* [Given task] Each line of the material must be returned exactly.

* [Material shown]
--- start ---

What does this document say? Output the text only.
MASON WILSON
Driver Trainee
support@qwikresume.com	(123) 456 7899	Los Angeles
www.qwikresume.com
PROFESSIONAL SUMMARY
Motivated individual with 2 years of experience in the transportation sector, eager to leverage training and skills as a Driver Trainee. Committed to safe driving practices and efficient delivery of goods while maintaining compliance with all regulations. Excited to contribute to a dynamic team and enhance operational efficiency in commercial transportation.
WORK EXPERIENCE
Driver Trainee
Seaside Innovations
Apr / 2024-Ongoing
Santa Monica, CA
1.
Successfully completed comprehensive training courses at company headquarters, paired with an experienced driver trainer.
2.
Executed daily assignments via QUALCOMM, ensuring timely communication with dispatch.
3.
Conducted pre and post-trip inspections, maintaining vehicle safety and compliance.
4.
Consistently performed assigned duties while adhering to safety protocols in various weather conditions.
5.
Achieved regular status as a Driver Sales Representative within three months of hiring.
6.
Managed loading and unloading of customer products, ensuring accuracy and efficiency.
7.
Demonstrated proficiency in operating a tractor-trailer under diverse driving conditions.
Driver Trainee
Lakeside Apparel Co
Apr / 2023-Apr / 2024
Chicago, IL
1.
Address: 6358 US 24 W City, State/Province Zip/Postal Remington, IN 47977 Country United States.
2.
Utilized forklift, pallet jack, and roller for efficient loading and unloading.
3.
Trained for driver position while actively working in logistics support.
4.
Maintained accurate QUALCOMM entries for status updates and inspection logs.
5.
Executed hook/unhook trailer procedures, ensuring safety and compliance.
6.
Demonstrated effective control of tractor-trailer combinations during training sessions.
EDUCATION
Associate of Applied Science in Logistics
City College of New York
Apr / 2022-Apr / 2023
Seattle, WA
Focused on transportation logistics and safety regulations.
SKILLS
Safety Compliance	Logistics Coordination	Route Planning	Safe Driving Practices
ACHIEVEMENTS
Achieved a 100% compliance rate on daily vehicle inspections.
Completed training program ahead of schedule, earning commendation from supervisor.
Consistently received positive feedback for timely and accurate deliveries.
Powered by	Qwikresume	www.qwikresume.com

--- end ---

* [Answer for this exercise]
What does this document say? Output the text only.
MASON WILSON
Driver Trainee
support@qwikresume.com	(123) 456 7899	Los Angeles
www.qwikresume.com
PROFESSIONAL SUMMARY
Motivated individual with 2 years of experience in the transportation sector, eager to leverage training and skills as a Driver Trainee. Committed to safe driving practices and efficient delivery of goods while maintaining compliance with all regulations. Excited to contribute to a dynamic team and enhance operational efficiency in commercial transportation.
WORK EXPERIENCE
Driver Trainee
Seaside Innovations
Apr / 2024-Ongoing
Santa Monica, CA
1.
Successfully completed comprehensive training courses at company headquarters, paired with an experienced driver trainer.
2.
Executed daily assignments via QUALCOMM, ensuring timely communication with dispatch.
3.
Conducted pre and post-trip inspections, maintaining vehicle safety and compliance.
4.
Consistently performed assigned duties while adhering to safety protocols in various weather conditions.
5.
Achieved regular status as a Driver Sales Representative within three months of hiring.
6.
Managed loading and unloading of customer products, ensuring accuracy and efficiency.
7.
Demonstrated proficiency in operating a tractor-trailer under diverse driving conditions.
Driver Trainee
Lakeside Apparel Co
Apr / 2023-Apr / 2024
Chicago, IL
1.
Address: 6358 US 24 W City, State/Province Zip/Postal Remington, IN 47977 Country United States.
2.
Utilized forklift, pallet jack, and roller for efficient loading and unloading.
3.
Trained for driver position while actively working in logistics support.
4.
Maintained accurate QUALCOMM entries for status updates and inspection logs.
5.
Executed hook/unhook trailer procedures, ensuring safety and compliance.
6.
Demonstrated effective control of tractor-trailer combinations during training sessions.
EDUCATION
Associate of Applied Science in Logistics
City College of New York
Apr / 2022-Apr / 2023
Seattle, WA
Focused on transportation logistics and safety regulations.
SKILLS
Safety Compliance	Logistics Coordination	Route Planning	Safe Driving Practices
ACHIEVEMENTS
Achieved a 100% compliance rate on daily vehicle inspections.
Completed training program ahead of schedule, earning commendation from supervisor.
Consistently received positive feedback for timely and accurate deliveries.
Powered by	Qwikresume	www.qwikresume.com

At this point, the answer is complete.